┌────────

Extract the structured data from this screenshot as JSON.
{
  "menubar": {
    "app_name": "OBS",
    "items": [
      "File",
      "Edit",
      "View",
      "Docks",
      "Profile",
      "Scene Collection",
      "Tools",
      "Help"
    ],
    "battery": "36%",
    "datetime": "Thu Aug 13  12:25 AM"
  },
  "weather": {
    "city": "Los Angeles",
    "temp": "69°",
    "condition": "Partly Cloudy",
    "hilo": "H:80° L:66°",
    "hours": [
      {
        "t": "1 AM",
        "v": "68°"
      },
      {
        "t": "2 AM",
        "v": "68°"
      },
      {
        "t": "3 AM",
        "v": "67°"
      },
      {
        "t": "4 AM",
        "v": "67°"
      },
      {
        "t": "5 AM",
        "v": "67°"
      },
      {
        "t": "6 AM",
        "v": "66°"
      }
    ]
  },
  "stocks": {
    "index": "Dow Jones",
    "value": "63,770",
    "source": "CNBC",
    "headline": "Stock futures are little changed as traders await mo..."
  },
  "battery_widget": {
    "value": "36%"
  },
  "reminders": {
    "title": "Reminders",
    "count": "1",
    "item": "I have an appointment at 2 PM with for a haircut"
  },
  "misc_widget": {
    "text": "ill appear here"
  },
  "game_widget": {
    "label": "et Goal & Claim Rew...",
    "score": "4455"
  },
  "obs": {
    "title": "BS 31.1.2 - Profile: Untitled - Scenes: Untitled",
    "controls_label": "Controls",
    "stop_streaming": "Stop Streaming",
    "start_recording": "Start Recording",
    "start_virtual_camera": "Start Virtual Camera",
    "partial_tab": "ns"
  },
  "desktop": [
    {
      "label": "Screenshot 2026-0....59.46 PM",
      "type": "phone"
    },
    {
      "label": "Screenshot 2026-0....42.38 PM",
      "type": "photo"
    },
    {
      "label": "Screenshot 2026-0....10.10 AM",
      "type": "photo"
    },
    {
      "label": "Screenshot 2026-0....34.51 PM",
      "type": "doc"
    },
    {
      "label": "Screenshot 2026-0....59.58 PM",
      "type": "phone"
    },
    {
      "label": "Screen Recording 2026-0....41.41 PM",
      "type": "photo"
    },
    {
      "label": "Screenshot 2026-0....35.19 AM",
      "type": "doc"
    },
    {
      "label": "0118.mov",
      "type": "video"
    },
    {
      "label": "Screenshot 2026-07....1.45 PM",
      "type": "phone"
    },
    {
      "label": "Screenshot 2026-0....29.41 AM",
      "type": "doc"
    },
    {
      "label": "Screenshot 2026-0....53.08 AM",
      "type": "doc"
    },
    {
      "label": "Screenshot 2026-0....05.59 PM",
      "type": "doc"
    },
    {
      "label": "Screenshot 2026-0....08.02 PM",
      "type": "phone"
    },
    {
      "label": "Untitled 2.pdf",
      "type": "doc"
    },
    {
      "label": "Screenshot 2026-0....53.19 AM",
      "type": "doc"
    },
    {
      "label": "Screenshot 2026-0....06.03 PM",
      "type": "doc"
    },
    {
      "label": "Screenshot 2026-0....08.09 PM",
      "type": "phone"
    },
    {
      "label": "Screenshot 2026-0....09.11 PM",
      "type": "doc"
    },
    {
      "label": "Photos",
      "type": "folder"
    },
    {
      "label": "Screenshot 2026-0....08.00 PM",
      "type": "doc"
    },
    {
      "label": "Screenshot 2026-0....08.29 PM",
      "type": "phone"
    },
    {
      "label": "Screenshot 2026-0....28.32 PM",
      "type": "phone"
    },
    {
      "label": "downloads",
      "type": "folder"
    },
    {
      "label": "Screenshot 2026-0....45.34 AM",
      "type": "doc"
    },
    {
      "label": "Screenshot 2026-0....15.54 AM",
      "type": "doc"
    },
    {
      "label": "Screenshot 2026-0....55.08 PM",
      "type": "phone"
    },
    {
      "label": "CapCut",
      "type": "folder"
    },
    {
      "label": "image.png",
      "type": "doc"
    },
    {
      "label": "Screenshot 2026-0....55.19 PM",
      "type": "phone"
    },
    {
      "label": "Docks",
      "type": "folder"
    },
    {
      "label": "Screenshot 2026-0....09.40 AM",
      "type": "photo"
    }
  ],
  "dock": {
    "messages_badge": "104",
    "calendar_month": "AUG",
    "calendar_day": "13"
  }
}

└────────

#### Exercise objective:
State the count of lines with the word "Start" in them, and write nothing else.

#### Answer to this task:
2